<<<<

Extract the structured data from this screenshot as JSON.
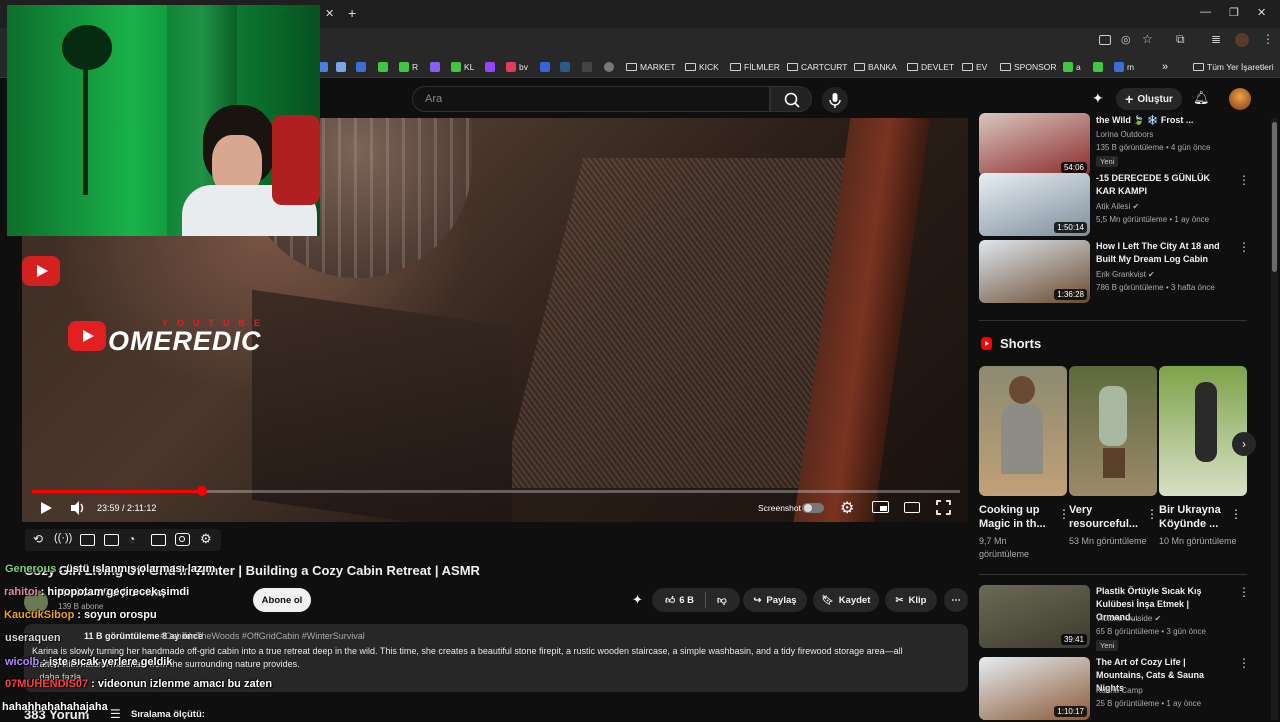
{
  "browser": {
    "bookmarks": [
      "MARKET",
      "KICK",
      "FİLMLER",
      "CARTCURT",
      "BANKA",
      "DEVLET",
      "EV",
      "SPONSOR"
    ],
    "bookmark_icons": [
      {
        "label": "R"
      },
      {
        "label": "KL"
      },
      {
        "label": "bv"
      },
      {
        "label": "a"
      },
      {
        "label": "m"
      }
    ],
    "all_bookmarks": "Tüm Yer İşaretleri",
    "more": "»"
  },
  "header": {
    "search_placeholder": "Ara",
    "create_label": "Oluştur"
  },
  "player": {
    "time": "23:59 / 2:11:12",
    "screenshot_label": "Screenshot",
    "progress_fraction": 0.183,
    "watermark_small": "YOUTUBE",
    "watermark_big": "OMEREDIC"
  },
  "video": {
    "title": "Cozy Girl Living Off Grid in Winter | Building a Cozy Cabin Retreat | ASMR",
    "channel": "Karina Wild Survival",
    "subscribers": "139 B abone",
    "subscribe_label": "Abone ol",
    "likes": "6 B",
    "share_label": "Paylaş",
    "save_label": "Kaydet",
    "clip_label": "Klip",
    "views_line": "11 B görüntüleme  8 ay önce",
    "hashtags": "#CabinInTheWoods #OffGridCabin #WinterSurvival",
    "description": "Karina is slowly turning her handmade off-grid cabin into a true retreat deep in the wild. This time, she creates a beautiful stone firepit, a rustic wooden staircase, a simple washbasin, and a tidy firewood storage area—all",
    "description_line2": "crafted with natural materials from the surrounding nature provides.",
    "more_label": "...daha fazla",
    "comments_count": "383 Yorum",
    "sort_label": "Sıralama ölçütü:"
  },
  "recommended": [
    {
      "title": "the Wild 🍃 ❄️ Frost ...",
      "channel": "Lorina Outdoors",
      "meta": "135 B görüntüleme • 4 gün önce",
      "badge": "Yeni",
      "duration": "54:06",
      "colors": [
        "#d9c7c0",
        "#8b2a2a"
      ]
    },
    {
      "title": "-15 DERECEDE 5 GÜNLÜK KAR KAMPI",
      "channel": "Atik Ailesi ✔",
      "meta": "5,5 Mn görüntüleme • 1 ay önce",
      "duration": "1:50:14",
      "colors": [
        "#e8eef4",
        "#7d8e9c"
      ]
    },
    {
      "title": "How I Left The City At 18 and Built My Dream Log Cabin",
      "channel": "Erik Grankvist ✔",
      "meta": "786 B görüntüleme • 3 hafta önce",
      "duration": "1:36:28",
      "colors": [
        "#dfe7ef",
        "#6a4a2e"
      ]
    },
    {
      "title": "Plastik Örtüyle Sıcak Kış Kulübesi İnşa Etmek | Ormand...",
      "channel": "Victoria Outside ✔",
      "meta": "65 B görüntüleme • 3 gün önce",
      "badge": "Yeni",
      "duration": "39:41",
      "colors": [
        "#6b6a55",
        "#3d3a2c"
      ]
    },
    {
      "title": "The Art of Cozy Life | Mountains, Cats & Sauna Nights",
      "channel": "Karina Camp",
      "meta": "25 B görüntüleme • 1 ay önce",
      "duration": "1:10:17",
      "colors": [
        "#e6edf3",
        "#8a5a36"
      ]
    }
  ],
  "shorts": {
    "heading": "Shorts",
    "items": [
      {
        "title": "Cooking up Magic in th...",
        "views": "9,7 Mn görüntüleme",
        "colors": [
          "#8b8a70",
          "#c2a078"
        ]
      },
      {
        "title": "Very resourceful...",
        "views": "53 Mn görüntüleme",
        "colors": [
          "#5d6a3c",
          "#9b8a6a"
        ]
      },
      {
        "title": "Bir Ukrayna Köyünde ...",
        "views": "10 Mn görüntüleme",
        "colors": [
          "#7ea34a",
          "#d8e0c6"
        ]
      }
    ]
  },
  "chat": [
    {
      "user": "Generous",
      "message": ": üstü ıslanmış olarması lazım",
      "color": "#7fd07f"
    },
    {
      "user": "rahitoi",
      "message": ": hipopotam geçirecek şimdi",
      "color": "#e48aa8"
    },
    {
      "user": "KaucukSibop",
      "message": ": soyun orospu",
      "color": "#f0a020"
    },
    {
      "user": "useraquen",
      "message": "",
      "color": "#d8d8d8"
    },
    {
      "user": "wicolb",
      "message": ": işte sıcak yerlere geldik",
      "color": "#b887ff"
    },
    {
      "user": "07MUHENDIS07",
      "message": ": videonun izlenme amacı bu zaten",
      "color": "#ff4040"
    },
    {
      "user": "hahahhahahahajaha",
      "message": "",
      "color": "#ffffff"
    }
  ],
  "colors": {
    "accent": "#ff0000",
    "background": "#0f0f0f",
    "pill": "#272727"
  }
}
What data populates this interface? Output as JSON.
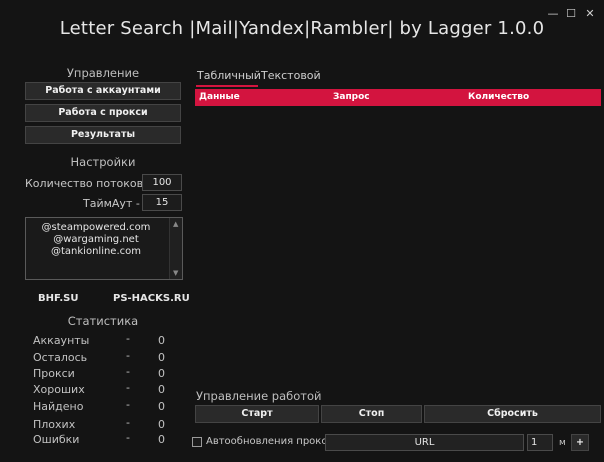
{
  "window": {
    "title": "Letter Search |Mail|Yandex|Rambler| by Lagger 1.0.0",
    "minimize": "—",
    "maximize": "☐",
    "close": "✕"
  },
  "control": {
    "heading": "Управление",
    "accounts_button": "Работа с аккаунтами",
    "proxy_button": "Работа с прокси",
    "results_button": "Результаты"
  },
  "settings": {
    "heading": "Настройки",
    "threads_label": "Количество потоков -",
    "threads_value": "100",
    "timeout_label": "ТаймАут -",
    "timeout_value": "15"
  },
  "domains": [
    "@steampowered.com",
    "@wargaming.net",
    "@tankionline.com"
  ],
  "links": {
    "left": "BHF.SU",
    "right": "PS-HACKS.RU"
  },
  "stats": {
    "heading": "Статистика",
    "rows": [
      {
        "label": "Аккаунты",
        "dash": "-",
        "value": "0"
      },
      {
        "label": "Осталось",
        "dash": "-",
        "value": "0"
      },
      {
        "label": "Прокси",
        "dash": "-",
        "value": "0"
      },
      {
        "label": "Хороших",
        "dash": "-",
        "value": "0"
      },
      {
        "label": "Найдено",
        "dash": "-",
        "value": "0"
      },
      {
        "label": "Плохих",
        "dash": "-",
        "value": "0"
      },
      {
        "label": "Ошибки",
        "dash": "-",
        "value": "0"
      }
    ]
  },
  "tabs": {
    "table": "Табличный",
    "text": "Текстовой"
  },
  "table": {
    "columns": [
      "Данные",
      "Запрос",
      "Количество"
    ]
  },
  "work": {
    "heading": "Управление работой",
    "start": "Старт",
    "stop": "Стоп",
    "reset": "Сбросить"
  },
  "proxy_update": {
    "label": "Автообновления прокси -",
    "url_value": "URL",
    "interval_value": "1",
    "unit": "м",
    "add": "+"
  },
  "colors": {
    "accent": "#d3143f",
    "background": "#141414"
  }
}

>>>>

Your task is to reproduce all of the material exactly. The pictures stay out.

Extract the structured data from this screenshot as JSON.
{
  "browser": {
    "bookmarks": [
      "MARKET",
      "KICK",
      "FİLMLER",
      "CARTCURT",
      "BANKA",
      "DEVLET",
      "EV",
      "SPONSOR"
    ],
    "bookmark_icons": [
      {
        "label": "R"
      },
      {
        "label": "KL"
      },
      {
        "label": "bv"
      },
      {
        "label": "a"
      },
      {
        "label": "m"
      }
    ],
    "all_bookmarks": "Tüm Yer İşaretleri",
    "more": "»"
  },
  "header": {
    "search_placeholder": "Ara",
    "create_label": "Oluştur"
  },
  "player": {
    "time": "23:59 / 2:11:12",
    "screenshot_label": "Screenshot",
    "progress_fraction": 0.183,
    "watermark_small": "YOUTUBE",
    "watermark_big": "OMEREDIC"
  },
  "video": {
    "title": "Cozy Girl Living Off Grid in Winter | Building a Cozy Cabin Retreat | ASMR",
    "channel": "Karina Wild Survival",
    "subscribers": "139 B abone",
    "subscribe_label": "Abone ol",
    "likes": "6 B",
    "share_label": "Paylaş",
    "save_label": "Kaydet",
    "clip_label": "Klip",
    "views_line": "11 B görüntüleme  8 ay önce",
    "hashtags": "#CabinInTheWoods #OffGridCabin #WinterSurvival",
    "description": "Karina is slowly turning her handmade off-grid cabin into a true retreat deep in the wild. This time, she creates a beautiful stone firepit, a rustic wooden staircase, a simple washbasin, and a tidy firewood storage area—all",
    "description_line2": "crafted with natural materials from the surrounding nature provides.",
    "more_label": "...daha fazla",
    "comments_count": "383 Yorum",
    "sort_label": "Sıralama ölçütü:"
  },
  "recommended": [
    {
      "title": "the Wild 🍃 ❄️ Frost ...",
      "channel": "Lorina Outdoors",
      "meta": "135 B görüntüleme • 4 gün önce",
      "badge": "Yeni",
      "duration": "54:06",
      "colors": [
        "#d9c7c0",
        "#8b2a2a"
      ]
    },
    {
      "title": "-15 DERECEDE 5 GÜNLÜK KAR KAMPI",
      "channel": "Atik Ailesi ✔",
      "meta": "5,5 Mn görüntüleme • 1 ay önce",
      "duration": "1:50:14",
      "colors": [
        "#e8eef4",
        "#7d8e9c"
      ]
    },
    {
      "title": "How I Left The City At 18 and Built My Dream Log Cabin",
      "channel": "Erik Grankvist ✔",
      "meta": "786 B görüntüleme • 3 hafta önce",
      "duration": "1:36:28",
      "colors": [
        "#dfe7ef",
        "#6a4a2e"
      ]
    },
    {
      "title": "Plastik Örtüyle Sıcak Kış Kulübesi İnşa Etmek | Ormand...",
      "channel": "Victoria Outside ✔",
      "meta": "65 B görüntüleme • 3 gün önce",
      "badge": "Yeni",
      "duration": "39:41",
      "colors": [
        "#6b6a55",
        "#3d3a2c"
      ]
    },
    {
      "title": "The Art of Cozy Life | Mountains, Cats & Sauna Nights",
      "channel": "Karina Camp",
      "meta": "25 B görüntüleme • 1 ay önce",
      "duration": "1:10:17",
      "colors": [
        "#e6edf3",
        "#8a5a36"
      ]
    }
  ],
  "shorts": {
    "heading": "Shorts",
    "items": [
      {
        "title": "Cooking up Magic in th...",
        "views": "9,7 Mn görüntüleme",
        "colors": [
          "#8b8a70",
          "#c2a078"
        ]
      },
      {
        "title": "Very resourceful...",
        "views": "53 Mn görüntüleme",
        "colors": [
          "#5d6a3c",
          "#9b8a6a"
        ]
      },
      {
        "title": "Bir Ukrayna Köyünde ...",
        "views": "10 Mn görüntüleme",
        "colors": [
          "#7ea34a",
          "#d8e0c6"
        ]
      }
    ]
  },
  "chat": [
    {
      "user": "Generous",
      "message": ": üstü ıslanmış olarması lazım",
      "color": "#7fd07f"
    },
    {
      "user": "rahitoi",
      "message": ": hipopotam geçirecek şimdi",
      "color": "#e48aa8"
    },
    {
      "user": "KaucukSibop",
      "message": ": soyun orospu",
      "color": "#f0a020"
    },
    {
      "user": "useraquen",
      "message": "",
      "color": "#d8d8d8"
    },
    {
      "user": "wicolb",
      "message": ": işte sıcak yerlere geldik",
      "color": "#b887ff"
    },
    {
      "user": "07MUHENDIS07",
      "message": ": videonun izlenme amacı bu zaten",
      "color": "#ff4040"
    },
    {
      "user": "hahahhahahahajaha",
      "message": "",
      "color": "#ffffff"
    }
  ],
  "colors": {
    "accent": "#ff0000",
    "background": "#0f0f0f",
    "pill": "#272727"
  }
}
What data populates this interface? Output as JSON.
{
  "window": {
    "title": "Letter Search |Mail|Yandex|Rambler| by Lagger 1.0.0",
    "minimize": "—",
    "maximize": "☐",
    "close": "✕"
  },
  "control": {
    "heading": "Управление",
    "accounts_button": "Работа с аккаунтами",
    "proxy_button": "Работа с прокси",
    "results_button": "Результаты"
  },
  "settings": {
    "heading": "Настройки",
    "threads_label": "Количество потоков -",
    "threads_value": "100",
    "timeout_label": "ТаймАут -",
    "timeout_value": "15"
  },
  "domains": [
    "@steampowered.com",
    "@wargaming.net",
    "@tankionline.com"
  ],
  "links": {
    "left": "BHF.SU",
    "right": "PS-HACKS.RU"
  },
  "stats": {
    "heading": "Статистика",
    "rows": [
      {
        "label": "Аккаунты",
        "dash": "-",
        "value": "0"
      },
      {
        "label": "Осталось",
        "dash": "-",
        "value": "0"
      },
      {
        "label": "Прокси",
        "dash": "-",
        "value": "0"
      },
      {
        "label": "Хороших",
        "dash": "-",
        "value": "0"
      },
      {
        "label": "Найдено",
        "dash": "-",
        "value": "0"
      },
      {
        "label": "Плохих",
        "dash": "-",
        "value": "0"
      },
      {
        "label": "Ошибки",
        "dash": "-",
        "value": "0"
      }
    ]
  },
  "tabs": {
    "table": "Табличный",
    "text": "Текстовой"
  },
  "table": {
    "columns": [
      "Данные",
      "Запрос",
      "Количество"
    ]
  },
  "work": {
    "heading": "Управление работой",
    "start": "Старт",
    "stop": "Стоп",
    "reset": "Сбросить"
  },
  "proxy_update": {
    "label": "Автообновления прокси -",
    "url_value": "URL",
    "interval_value": "1",
    "unit": "м",
    "add": "+"
  },
  "colors": {
    "accent": "#d3143f",
    "background": "#141414"
  }
}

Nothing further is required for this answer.